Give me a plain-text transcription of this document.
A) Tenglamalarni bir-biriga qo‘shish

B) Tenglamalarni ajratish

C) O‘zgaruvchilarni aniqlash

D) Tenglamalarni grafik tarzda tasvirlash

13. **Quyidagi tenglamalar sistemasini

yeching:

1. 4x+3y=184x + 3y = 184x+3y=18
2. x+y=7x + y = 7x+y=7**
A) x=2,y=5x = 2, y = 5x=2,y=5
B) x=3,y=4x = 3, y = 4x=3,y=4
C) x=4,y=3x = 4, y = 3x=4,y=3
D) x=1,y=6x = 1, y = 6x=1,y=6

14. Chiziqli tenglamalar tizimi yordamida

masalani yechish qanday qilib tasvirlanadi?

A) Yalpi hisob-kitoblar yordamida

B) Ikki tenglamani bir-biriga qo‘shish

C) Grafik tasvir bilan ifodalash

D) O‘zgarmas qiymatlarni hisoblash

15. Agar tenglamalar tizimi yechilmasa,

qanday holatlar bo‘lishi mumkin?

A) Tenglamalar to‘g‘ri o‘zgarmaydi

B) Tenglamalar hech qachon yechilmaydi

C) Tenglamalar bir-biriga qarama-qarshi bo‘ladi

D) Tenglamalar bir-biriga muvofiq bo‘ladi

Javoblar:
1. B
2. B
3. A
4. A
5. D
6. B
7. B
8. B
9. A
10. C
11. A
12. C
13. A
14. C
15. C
• • • • • • •
Do this — Find all the lines containing "yordamida" in the material, then copy them.

Result of the exercise —
14. Chiziqli tenglamalar tizimi yordamida
A) Yalpi hisob-kitoblar yordamida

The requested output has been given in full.